• RECORDS PROVIDED:
══════

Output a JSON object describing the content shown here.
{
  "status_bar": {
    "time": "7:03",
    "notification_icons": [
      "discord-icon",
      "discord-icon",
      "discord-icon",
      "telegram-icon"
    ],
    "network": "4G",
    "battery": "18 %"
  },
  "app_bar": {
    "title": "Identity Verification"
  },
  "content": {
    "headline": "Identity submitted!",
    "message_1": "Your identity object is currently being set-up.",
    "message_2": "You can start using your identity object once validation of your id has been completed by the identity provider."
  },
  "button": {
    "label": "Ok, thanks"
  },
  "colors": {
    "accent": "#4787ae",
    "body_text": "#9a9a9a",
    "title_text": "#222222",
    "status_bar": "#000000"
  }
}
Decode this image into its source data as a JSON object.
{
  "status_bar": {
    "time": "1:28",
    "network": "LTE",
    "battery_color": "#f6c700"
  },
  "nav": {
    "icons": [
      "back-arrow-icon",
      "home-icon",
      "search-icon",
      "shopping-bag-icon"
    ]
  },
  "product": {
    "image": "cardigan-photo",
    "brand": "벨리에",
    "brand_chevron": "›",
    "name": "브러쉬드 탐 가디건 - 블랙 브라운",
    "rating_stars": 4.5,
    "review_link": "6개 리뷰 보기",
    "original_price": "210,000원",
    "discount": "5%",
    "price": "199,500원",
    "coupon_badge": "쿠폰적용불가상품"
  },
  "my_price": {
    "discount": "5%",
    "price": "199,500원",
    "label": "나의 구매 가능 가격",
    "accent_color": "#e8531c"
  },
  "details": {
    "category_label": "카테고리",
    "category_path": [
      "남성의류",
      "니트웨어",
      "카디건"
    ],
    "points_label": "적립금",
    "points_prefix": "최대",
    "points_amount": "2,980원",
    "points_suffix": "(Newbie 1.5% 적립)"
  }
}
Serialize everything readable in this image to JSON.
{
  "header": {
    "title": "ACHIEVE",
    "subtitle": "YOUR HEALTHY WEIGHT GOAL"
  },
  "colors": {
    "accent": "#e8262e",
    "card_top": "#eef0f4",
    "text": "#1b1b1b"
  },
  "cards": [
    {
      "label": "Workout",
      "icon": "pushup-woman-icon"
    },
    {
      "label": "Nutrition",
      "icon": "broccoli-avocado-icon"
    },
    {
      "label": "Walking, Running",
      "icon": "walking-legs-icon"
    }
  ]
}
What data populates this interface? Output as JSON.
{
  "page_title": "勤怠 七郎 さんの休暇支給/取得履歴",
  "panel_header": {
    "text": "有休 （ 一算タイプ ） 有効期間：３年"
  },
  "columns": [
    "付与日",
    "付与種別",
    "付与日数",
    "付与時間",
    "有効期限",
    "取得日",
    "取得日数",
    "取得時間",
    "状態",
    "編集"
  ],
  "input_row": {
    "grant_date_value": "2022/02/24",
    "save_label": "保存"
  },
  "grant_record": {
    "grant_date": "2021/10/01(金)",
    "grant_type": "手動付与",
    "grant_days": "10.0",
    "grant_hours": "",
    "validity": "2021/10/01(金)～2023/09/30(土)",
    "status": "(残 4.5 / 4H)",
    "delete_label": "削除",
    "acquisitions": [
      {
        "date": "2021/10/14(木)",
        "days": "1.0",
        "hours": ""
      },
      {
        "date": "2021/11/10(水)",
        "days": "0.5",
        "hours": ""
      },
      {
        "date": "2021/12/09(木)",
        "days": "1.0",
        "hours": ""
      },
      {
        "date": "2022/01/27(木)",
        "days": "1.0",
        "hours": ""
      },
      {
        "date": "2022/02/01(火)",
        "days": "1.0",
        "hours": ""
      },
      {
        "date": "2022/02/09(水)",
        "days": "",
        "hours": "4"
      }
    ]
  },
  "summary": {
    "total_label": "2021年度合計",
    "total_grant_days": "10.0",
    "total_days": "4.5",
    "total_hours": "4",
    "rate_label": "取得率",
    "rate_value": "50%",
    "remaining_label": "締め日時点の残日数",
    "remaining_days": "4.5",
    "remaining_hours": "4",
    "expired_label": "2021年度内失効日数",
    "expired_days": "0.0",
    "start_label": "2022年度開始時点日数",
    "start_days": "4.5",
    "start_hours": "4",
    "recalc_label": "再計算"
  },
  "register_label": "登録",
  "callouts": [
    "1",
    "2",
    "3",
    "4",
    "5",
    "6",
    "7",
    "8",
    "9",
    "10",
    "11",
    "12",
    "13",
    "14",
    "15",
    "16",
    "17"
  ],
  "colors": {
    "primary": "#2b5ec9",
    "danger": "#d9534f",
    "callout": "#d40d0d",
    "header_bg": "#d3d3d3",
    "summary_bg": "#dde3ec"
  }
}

══════

• WRITTEN PROBLEM: Collect every line with the string "content" from the records, and copy each.

• WRITTEN SOLUTION:
Output a JSON object describing the content shown here.
  "content": {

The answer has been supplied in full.